• Work to complete: Which lines hold the word "NIAT"? Copy each one.

(Saved data entries)

※ ※ ※

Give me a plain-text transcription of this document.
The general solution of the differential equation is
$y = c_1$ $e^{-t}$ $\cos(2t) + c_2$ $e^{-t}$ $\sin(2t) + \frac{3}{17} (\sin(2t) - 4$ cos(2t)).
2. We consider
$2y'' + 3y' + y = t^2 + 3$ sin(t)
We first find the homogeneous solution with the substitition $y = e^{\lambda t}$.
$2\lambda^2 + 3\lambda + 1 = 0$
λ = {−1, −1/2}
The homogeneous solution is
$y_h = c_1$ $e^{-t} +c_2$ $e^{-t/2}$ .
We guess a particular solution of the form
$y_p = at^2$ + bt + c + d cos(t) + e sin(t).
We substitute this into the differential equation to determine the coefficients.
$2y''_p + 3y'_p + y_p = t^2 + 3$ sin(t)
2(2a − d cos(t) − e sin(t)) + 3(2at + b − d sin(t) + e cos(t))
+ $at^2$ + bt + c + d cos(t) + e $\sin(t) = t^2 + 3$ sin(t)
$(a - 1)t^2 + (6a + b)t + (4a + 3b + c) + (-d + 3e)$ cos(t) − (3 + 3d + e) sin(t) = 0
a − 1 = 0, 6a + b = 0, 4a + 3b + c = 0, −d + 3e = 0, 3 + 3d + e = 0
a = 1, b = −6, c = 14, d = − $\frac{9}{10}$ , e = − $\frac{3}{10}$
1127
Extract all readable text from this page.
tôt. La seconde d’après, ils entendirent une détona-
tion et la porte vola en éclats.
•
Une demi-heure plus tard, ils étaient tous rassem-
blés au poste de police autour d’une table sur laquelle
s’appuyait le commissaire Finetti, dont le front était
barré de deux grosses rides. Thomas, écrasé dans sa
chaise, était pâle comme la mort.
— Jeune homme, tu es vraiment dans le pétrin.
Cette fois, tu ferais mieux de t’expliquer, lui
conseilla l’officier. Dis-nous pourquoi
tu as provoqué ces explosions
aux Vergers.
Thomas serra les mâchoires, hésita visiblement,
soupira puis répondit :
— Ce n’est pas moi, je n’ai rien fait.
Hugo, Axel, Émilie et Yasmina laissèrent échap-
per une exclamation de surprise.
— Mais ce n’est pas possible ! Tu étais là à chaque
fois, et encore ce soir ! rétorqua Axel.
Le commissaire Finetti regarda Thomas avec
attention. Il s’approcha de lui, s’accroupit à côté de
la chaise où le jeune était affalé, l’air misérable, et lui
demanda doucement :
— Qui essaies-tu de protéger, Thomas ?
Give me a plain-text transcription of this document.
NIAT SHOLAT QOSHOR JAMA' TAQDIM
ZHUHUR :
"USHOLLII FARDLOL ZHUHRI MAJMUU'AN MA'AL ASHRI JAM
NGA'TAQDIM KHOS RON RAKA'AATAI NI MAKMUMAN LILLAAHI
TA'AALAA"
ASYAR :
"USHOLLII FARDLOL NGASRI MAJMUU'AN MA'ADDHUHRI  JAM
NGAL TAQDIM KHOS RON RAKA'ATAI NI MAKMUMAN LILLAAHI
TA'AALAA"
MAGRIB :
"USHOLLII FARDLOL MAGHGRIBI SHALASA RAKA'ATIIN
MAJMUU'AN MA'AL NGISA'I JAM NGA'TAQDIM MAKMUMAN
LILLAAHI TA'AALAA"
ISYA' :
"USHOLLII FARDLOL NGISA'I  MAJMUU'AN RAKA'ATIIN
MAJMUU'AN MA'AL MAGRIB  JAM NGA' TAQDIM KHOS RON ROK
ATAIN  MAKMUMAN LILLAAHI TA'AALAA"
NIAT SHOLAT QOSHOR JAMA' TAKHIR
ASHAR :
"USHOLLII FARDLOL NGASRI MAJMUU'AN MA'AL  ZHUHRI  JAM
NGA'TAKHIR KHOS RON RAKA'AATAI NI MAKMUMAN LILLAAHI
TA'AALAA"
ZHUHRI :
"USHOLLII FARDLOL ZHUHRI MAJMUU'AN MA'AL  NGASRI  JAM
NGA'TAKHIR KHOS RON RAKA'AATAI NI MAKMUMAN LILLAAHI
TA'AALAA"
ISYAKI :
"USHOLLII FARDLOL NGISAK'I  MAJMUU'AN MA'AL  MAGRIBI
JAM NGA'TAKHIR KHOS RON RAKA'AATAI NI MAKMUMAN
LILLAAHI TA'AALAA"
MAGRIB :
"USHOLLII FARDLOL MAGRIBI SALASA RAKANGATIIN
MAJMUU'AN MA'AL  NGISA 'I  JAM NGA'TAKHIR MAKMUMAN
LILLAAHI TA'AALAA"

※ ※ ※

• Answer in full:
NIAT SHOLAT QOSHOR JAMA' TAQDIM
NIAT SHOLAT QOSHOR JAMA' TAKHIR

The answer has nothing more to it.